▶ Short problem
Quote the records in full and leave their pictures out.

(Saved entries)

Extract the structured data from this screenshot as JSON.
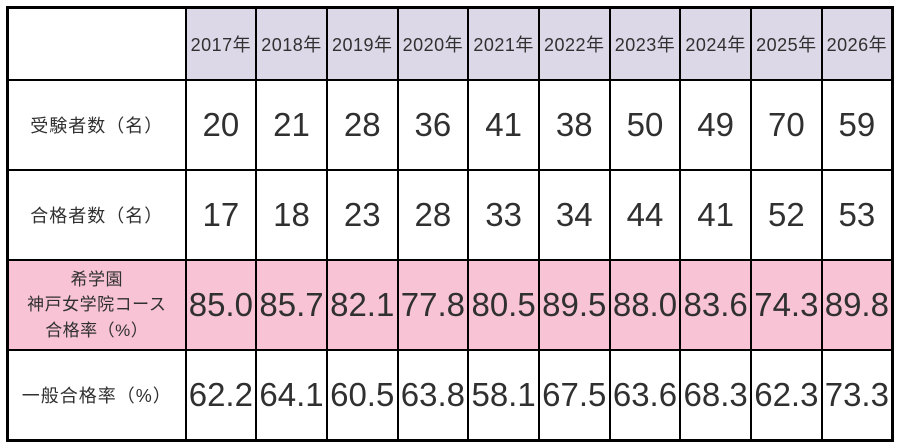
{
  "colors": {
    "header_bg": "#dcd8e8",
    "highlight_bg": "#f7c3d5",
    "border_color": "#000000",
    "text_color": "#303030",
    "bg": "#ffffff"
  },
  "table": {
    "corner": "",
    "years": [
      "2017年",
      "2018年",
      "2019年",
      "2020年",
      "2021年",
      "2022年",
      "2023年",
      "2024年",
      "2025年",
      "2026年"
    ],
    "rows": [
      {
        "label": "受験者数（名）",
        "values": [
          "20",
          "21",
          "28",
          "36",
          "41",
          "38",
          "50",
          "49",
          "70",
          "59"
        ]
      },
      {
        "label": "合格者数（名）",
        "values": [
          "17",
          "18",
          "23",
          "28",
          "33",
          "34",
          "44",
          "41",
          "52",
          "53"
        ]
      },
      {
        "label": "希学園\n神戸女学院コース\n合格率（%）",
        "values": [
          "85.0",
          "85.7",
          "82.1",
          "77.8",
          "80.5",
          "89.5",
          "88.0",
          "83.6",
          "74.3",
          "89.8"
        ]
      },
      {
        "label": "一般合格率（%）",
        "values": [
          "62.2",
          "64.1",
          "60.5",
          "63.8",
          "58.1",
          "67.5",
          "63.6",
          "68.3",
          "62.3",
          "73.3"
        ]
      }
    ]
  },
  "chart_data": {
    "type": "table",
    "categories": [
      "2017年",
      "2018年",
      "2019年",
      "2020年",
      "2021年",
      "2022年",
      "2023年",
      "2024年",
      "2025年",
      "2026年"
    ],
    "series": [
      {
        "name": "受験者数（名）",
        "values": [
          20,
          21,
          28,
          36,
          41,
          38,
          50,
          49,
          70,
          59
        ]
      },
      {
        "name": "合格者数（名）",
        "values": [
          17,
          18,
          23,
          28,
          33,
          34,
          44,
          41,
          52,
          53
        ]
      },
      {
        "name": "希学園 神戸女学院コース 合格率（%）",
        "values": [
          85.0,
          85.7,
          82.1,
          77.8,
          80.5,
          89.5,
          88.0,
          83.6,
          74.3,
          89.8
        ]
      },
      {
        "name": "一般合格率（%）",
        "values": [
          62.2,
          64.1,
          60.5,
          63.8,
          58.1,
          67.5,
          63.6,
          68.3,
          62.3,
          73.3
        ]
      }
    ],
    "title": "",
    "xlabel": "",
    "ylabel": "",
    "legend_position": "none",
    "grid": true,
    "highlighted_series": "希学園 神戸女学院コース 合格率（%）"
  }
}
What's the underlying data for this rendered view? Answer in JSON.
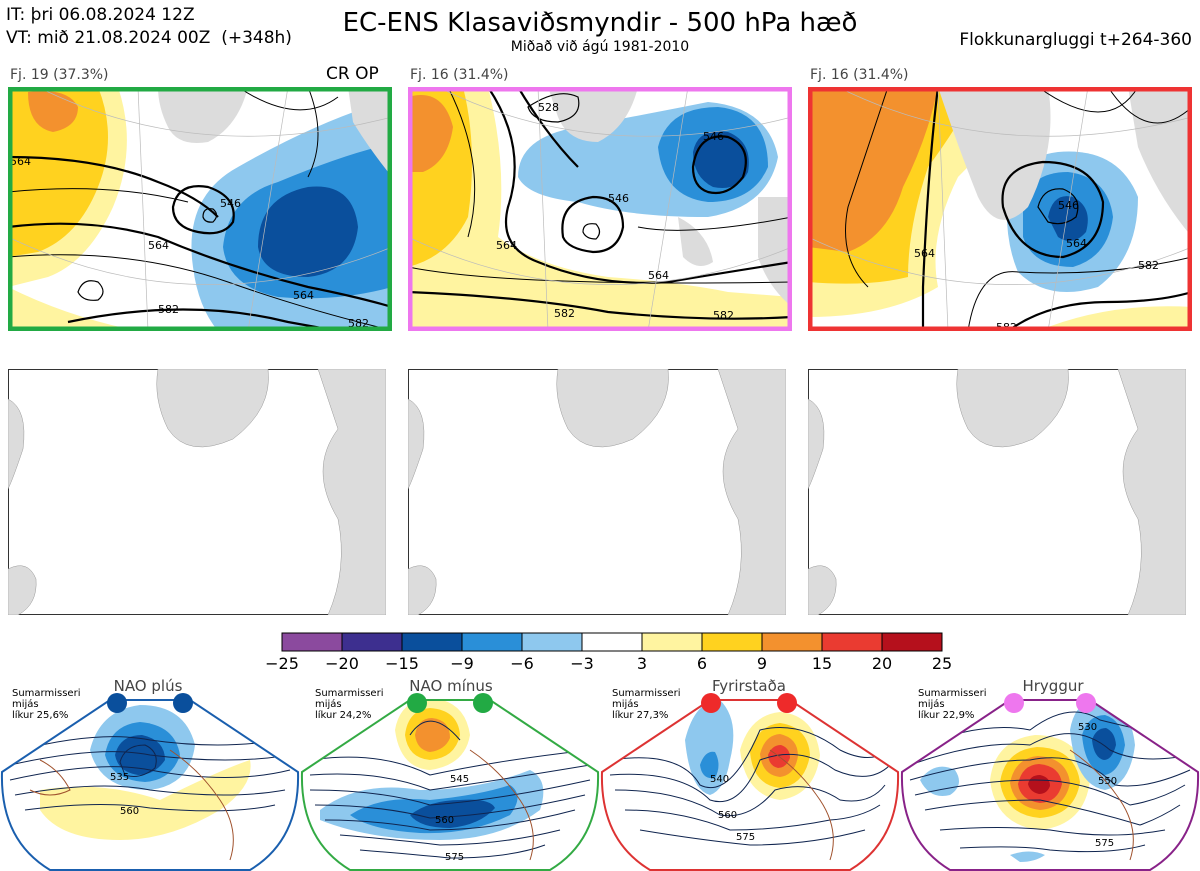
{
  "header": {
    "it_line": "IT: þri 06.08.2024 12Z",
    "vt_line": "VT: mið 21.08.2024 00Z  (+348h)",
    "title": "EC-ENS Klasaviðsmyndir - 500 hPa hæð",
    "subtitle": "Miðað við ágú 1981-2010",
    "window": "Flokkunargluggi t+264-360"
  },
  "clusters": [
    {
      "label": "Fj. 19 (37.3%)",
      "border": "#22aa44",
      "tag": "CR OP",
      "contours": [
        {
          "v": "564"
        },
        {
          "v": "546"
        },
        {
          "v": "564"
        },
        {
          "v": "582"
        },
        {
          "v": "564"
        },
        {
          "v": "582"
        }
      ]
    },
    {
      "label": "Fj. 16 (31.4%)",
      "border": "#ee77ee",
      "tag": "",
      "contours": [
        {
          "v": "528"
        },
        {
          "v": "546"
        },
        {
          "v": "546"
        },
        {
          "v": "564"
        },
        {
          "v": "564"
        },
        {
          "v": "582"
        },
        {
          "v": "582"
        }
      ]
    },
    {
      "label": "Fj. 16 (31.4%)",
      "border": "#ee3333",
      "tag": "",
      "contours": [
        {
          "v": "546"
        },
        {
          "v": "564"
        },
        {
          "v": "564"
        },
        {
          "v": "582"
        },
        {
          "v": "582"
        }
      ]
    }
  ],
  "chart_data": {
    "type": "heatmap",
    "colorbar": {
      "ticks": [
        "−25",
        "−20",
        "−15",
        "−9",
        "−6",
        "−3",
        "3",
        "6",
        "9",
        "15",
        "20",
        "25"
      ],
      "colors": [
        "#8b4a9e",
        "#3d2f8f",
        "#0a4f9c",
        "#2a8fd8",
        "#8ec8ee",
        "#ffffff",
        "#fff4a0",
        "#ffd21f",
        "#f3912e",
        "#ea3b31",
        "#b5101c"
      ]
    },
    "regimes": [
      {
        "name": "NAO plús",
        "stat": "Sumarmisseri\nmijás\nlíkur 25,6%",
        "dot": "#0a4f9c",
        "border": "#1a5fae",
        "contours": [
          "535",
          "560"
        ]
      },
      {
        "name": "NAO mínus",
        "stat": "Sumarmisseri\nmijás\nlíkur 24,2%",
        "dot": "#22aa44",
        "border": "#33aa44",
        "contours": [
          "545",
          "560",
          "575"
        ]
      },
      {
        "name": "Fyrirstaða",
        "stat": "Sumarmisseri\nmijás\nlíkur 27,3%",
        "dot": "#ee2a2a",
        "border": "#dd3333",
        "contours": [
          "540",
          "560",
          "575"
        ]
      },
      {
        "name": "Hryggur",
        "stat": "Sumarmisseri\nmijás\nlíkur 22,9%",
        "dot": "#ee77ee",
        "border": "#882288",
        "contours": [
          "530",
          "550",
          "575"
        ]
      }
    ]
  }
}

▶ Response below
Extract the structured data from this screenshot as JSON.
{
  "colors": {
    "header_bg": "#dcd8e8",
    "highlight_bg": "#f7c3d5",
    "border_color": "#000000",
    "text_color": "#303030",
    "bg": "#ffffff"
  },
  "table": {
    "corner": "",
    "years": [
      "2017年",
      "2018年",
      "2019年",
      "2020年",
      "2021年",
      "2022年",
      "2023年",
      "2024年",
      "2025年",
      "2026年"
    ],
    "rows": [
      {
        "label": "受験者数（名）",
        "values": [
          "20",
          "21",
          "28",
          "36",
          "41",
          "38",
          "50",
          "49",
          "70",
          "59"
        ]
      },
      {
        "label": "合格者数（名）",
        "values": [
          "17",
          "18",
          "23",
          "28",
          "33",
          "34",
          "44",
          "41",
          "52",
          "53"
        ]
      },
      {
        "label": "希学園\n神戸女学院コース\n合格率（%）",
        "values": [
          "85.0",
          "85.7",
          "82.1",
          "77.8",
          "80.5",
          "89.5",
          "88.0",
          "83.6",
          "74.3",
          "89.8"
        ]
      },
      {
        "label": "一般合格率（%）",
        "values": [
          "62.2",
          "64.1",
          "60.5",
          "63.8",
          "58.1",
          "67.5",
          "63.6",
          "68.3",
          "62.3",
          "73.3"
        ]
      }
    ]
  },
  "chart_data": {
    "type": "table",
    "categories": [
      "2017年",
      "2018年",
      "2019年",
      "2020年",
      "2021年",
      "2022年",
      "2023年",
      "2024年",
      "2025年",
      "2026年"
    ],
    "series": [
      {
        "name": "受験者数（名）",
        "values": [
          20,
          21,
          28,
          36,
          41,
          38,
          50,
          49,
          70,
          59
        ]
      },
      {
        "name": "合格者数（名）",
        "values": [
          17,
          18,
          23,
          28,
          33,
          34,
          44,
          41,
          52,
          53
        ]
      },
      {
        "name": "希学園 神戸女学院コース 合格率（%）",
        "values": [
          85.0,
          85.7,
          82.1,
          77.8,
          80.5,
          89.5,
          88.0,
          83.6,
          74.3,
          89.8
        ]
      },
      {
        "name": "一般合格率（%）",
        "values": [
          62.2,
          64.1,
          60.5,
          63.8,
          58.1,
          67.5,
          63.6,
          68.3,
          62.3,
          73.3
        ]
      }
    ],
    "title": "",
    "xlabel": "",
    "ylabel": "",
    "legend_position": "none",
    "grid": true,
    "highlighted_series": "希学園 神戸女学院コース 合格率（%）"
  }
}
What's the underlying data for this rendered view? Answer in JSON.
{
  "header": {
    "it_line": "IT: þri 06.08.2024 12Z",
    "vt_line": "VT: mið 21.08.2024 00Z  (+348h)",
    "title": "EC-ENS Klasaviðsmyndir - 500 hPa hæð",
    "subtitle": "Miðað við ágú 1981-2010",
    "window": "Flokkunargluggi t+264-360"
  },
  "clusters": [
    {
      "label": "Fj. 19 (37.3%)",
      "border": "#22aa44",
      "tag": "CR OP",
      "contours": [
        {
          "v": "564"
        },
        {
          "v": "546"
        },
        {
          "v": "564"
        },
        {
          "v": "582"
        },
        {
          "v": "564"
        },
        {
          "v": "582"
        }
      ]
    },
    {
      "label": "Fj. 16 (31.4%)",
      "border": "#ee77ee",
      "tag": "",
      "contours": [
        {
          "v": "528"
        },
        {
          "v": "546"
        },
        {
          "v": "546"
        },
        {
          "v": "564"
        },
        {
          "v": "564"
        },
        {
          "v": "582"
        },
        {
          "v": "582"
        }
      ]
    },
    {
      "label": "Fj. 16 (31.4%)",
      "border": "#ee3333",
      "tag": "",
      "contours": [
        {
          "v": "546"
        },
        {
          "v": "564"
        },
        {
          "v": "564"
        },
        {
          "v": "582"
        },
        {
          "v": "582"
        }
      ]
    }
  ],
  "chart_data": {
    "type": "heatmap",
    "colorbar": {
      "ticks": [
        "−25",
        "−20",
        "−15",
        "−9",
        "−6",
        "−3",
        "3",
        "6",
        "9",
        "15",
        "20",
        "25"
      ],
      "colors": [
        "#8b4a9e",
        "#3d2f8f",
        "#0a4f9c",
        "#2a8fd8",
        "#8ec8ee",
        "#ffffff",
        "#fff4a0",
        "#ffd21f",
        "#f3912e",
        "#ea3b31",
        "#b5101c"
      ]
    },
    "regimes": [
      {
        "name": "NAO plús",
        "stat": "Sumarmisseri\nmijás\nlíkur 25,6%",
        "dot": "#0a4f9c",
        "border": "#1a5fae",
        "contours": [
          "535",
          "560"
        ]
      },
      {
        "name": "NAO mínus",
        "stat": "Sumarmisseri\nmijás\nlíkur 24,2%",
        "dot": "#22aa44",
        "border": "#33aa44",
        "contours": [
          "545",
          "560",
          "575"
        ]
      },
      {
        "name": "Fyrirstaða",
        "stat": "Sumarmisseri\nmijás\nlíkur 27,3%",
        "dot": "#ee2a2a",
        "border": "#dd3333",
        "contours": [
          "540",
          "560",
          "575"
        ]
      },
      {
        "name": "Hryggur",
        "stat": "Sumarmisseri\nmijás\nlíkur 22,9%",
        "dot": "#ee77ee",
        "border": "#882288",
        "contours": [
          "530",
          "550",
          "575"
        ]
      }
    ]
  }
}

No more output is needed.